Sri Lanka has a unique place in history for electing the world’s first female Prime Minister- Sirimavo Bandaranayake. However, only 5.3% Members of Parliament in the last session were women. Women’s representation in the Parliament as well as grassroots institutions has been abysmally low, inspite of better gender indicators in the South Asia region.

Only 24 women have been fielded by the main political alliances in these elections.

Dr. Harini Amarasuriya is one of the 24 contesting women in the upcoming elections from the National People’s Power (NPP) alliance. She is an academic and a Senior Lecturer in the Open University of Sri Lanka.

In this interview with BehanBox and Women for Politics, Dr. Amarasuriya talks about the toxic, masculine and undemocratic political spaces and why more women are needed in Sri Lanka’s politics to shift the discourse.

Tell us about your background and growing up in Sri Lanka?

I come from a very middle-class family. My father was a tea planter and I grew up on the tea estate in the south of the country.

I have two older siblings and I was born many years after them. As I was growing up, things were beginning to change in Sri Lanka in the 70s and the tea estates had just been taken over by the government. So we moved to Colombo.

I went to an Anglican private girls school in Colombo, which is basically known for producing good colonial wives for the emerging native colonial man.

But as you know, women tend to also undermine these projects.

So the school that I went to, also produced some really strong, feminist women.

There was also that ethos of service, because it was run by nuns. And I think that also had an impact on my life

I went to the United States as an exchange student for one year when I was in school.  It was around 1988-89, also, a very violent time in Sri Lanka. The war was raging in the north and insurrection in the south.

______

▸ WHAT TO WORK ON:
1/ In the text on women in Sri Lankan politics, what share of Members of Parliament in the last session were women?
2/ Resume the interview with Dr. Amarasuriya on women in Sri Lankan politics, starting right after its final sentence.
None of the listing is needed to work with the text on women in Sri Lankan politics.

Records in a dataset

______

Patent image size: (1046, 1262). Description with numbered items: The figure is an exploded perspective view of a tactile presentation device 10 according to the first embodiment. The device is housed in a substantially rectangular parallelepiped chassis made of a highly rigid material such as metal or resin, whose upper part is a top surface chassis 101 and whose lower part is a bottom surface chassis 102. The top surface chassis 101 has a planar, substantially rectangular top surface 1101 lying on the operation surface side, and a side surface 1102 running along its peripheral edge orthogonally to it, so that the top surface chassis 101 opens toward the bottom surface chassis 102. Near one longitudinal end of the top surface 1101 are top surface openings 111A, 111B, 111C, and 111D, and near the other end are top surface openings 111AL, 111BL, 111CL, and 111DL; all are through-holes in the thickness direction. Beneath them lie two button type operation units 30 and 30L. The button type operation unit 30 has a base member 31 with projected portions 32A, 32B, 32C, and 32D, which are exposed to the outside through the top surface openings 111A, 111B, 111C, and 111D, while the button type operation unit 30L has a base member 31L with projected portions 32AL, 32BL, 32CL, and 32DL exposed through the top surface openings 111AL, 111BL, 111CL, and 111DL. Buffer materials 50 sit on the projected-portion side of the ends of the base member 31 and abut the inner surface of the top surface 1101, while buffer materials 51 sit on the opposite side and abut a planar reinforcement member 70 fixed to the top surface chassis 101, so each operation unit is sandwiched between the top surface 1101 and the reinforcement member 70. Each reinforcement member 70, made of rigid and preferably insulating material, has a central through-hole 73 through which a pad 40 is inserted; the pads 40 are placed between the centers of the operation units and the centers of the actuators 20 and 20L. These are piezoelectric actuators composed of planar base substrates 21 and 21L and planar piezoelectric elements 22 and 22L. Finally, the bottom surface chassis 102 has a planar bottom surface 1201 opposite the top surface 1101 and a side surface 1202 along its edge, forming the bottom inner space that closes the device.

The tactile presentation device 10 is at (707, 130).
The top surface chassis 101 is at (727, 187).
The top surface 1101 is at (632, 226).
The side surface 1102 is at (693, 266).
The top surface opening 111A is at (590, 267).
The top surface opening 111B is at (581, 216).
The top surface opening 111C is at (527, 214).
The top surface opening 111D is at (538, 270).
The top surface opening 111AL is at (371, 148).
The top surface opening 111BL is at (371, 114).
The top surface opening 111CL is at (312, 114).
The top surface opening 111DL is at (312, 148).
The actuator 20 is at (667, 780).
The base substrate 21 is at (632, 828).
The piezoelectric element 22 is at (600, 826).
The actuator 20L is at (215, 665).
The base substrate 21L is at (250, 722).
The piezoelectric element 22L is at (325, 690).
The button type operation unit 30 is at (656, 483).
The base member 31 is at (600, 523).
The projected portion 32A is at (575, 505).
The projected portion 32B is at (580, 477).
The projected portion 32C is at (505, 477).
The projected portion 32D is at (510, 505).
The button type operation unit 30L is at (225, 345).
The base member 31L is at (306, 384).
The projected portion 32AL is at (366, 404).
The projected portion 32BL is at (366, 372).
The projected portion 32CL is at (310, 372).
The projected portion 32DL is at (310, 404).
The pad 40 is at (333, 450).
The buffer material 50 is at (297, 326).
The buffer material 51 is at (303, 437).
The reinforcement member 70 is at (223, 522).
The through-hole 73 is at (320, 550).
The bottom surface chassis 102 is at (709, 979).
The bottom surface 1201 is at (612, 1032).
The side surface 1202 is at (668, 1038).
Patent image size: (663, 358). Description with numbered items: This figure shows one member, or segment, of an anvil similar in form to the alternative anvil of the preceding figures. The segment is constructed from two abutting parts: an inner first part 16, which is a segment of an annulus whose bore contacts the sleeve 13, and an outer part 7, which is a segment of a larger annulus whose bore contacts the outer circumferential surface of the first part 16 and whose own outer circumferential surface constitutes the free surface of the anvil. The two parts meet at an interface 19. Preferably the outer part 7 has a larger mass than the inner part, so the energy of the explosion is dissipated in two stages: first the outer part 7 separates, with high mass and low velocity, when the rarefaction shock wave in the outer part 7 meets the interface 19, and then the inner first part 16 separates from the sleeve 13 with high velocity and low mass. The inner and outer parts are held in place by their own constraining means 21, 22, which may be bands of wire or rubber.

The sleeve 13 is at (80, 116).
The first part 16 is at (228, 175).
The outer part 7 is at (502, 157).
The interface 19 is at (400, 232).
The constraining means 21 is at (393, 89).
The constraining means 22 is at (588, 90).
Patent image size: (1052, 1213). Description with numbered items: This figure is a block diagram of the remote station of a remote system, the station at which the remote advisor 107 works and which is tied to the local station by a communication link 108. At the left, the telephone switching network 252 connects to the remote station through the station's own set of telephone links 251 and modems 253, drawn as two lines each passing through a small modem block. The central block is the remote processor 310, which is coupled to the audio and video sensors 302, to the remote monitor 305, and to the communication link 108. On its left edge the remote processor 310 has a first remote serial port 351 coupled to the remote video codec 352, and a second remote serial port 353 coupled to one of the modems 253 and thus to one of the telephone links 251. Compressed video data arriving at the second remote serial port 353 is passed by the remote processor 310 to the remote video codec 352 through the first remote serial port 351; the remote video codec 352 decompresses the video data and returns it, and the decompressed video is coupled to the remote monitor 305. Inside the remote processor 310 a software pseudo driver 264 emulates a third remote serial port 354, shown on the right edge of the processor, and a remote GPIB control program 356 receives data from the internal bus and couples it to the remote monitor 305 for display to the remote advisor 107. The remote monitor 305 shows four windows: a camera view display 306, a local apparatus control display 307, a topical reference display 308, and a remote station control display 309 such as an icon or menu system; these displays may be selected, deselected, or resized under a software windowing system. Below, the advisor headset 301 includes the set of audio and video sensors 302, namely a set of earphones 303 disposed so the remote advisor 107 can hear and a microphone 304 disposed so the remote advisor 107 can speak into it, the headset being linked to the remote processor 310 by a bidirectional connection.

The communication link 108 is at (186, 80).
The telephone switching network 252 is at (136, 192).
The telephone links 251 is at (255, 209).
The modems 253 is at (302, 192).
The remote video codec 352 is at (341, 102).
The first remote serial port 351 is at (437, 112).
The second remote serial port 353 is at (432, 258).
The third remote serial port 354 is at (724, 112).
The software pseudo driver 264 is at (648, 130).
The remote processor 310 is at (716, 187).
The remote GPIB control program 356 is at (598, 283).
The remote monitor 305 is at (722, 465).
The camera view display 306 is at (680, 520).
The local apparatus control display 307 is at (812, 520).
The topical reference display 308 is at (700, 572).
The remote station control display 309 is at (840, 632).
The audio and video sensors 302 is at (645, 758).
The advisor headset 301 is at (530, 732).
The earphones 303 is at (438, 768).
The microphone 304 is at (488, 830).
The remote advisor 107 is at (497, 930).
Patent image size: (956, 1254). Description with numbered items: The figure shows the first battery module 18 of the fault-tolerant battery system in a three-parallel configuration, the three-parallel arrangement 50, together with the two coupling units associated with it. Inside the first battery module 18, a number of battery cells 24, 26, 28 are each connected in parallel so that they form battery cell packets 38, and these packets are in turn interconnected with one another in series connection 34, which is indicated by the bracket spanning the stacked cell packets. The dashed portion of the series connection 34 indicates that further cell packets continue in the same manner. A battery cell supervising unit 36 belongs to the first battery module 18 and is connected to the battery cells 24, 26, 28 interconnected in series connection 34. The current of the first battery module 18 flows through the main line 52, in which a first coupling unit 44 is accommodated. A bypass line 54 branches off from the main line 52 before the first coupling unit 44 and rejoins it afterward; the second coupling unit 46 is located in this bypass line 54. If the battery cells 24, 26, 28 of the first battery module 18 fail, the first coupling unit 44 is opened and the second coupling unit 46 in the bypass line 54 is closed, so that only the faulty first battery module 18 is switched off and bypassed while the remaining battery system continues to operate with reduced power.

______

▸ EXERCISE ANSWERS:
1/ 5.3%

2/
As a result, my school career got disrupted because schools were shut, universities were shut.

And then I ended up in India doing my undergraduation at Hindu college in  University of Delhi. Those four years were fantastic.

After a  Masters in applied anthropology in Australia, I returned to Sri Lanka and started working in the international humanitarian and development sector. I was deeply frustrated with the development sector after a while.

I took a break and did a PhD, which is a very luxurious way of taking a break. But it was a wonderful time. I got time to think, read and write.  I joined the university system after my PhD.

What was growing up like amidst the conflict in Sri Lanka? Especially for women to have lived through a difficult period such as this?

I have particular memories of living through the conflict. Like, the ethnic riots in 1983. I belong to the majority community but I lived in an area with a  lot of Tamil neighbours. I was 13 years old and I remember feeling really confused and scared.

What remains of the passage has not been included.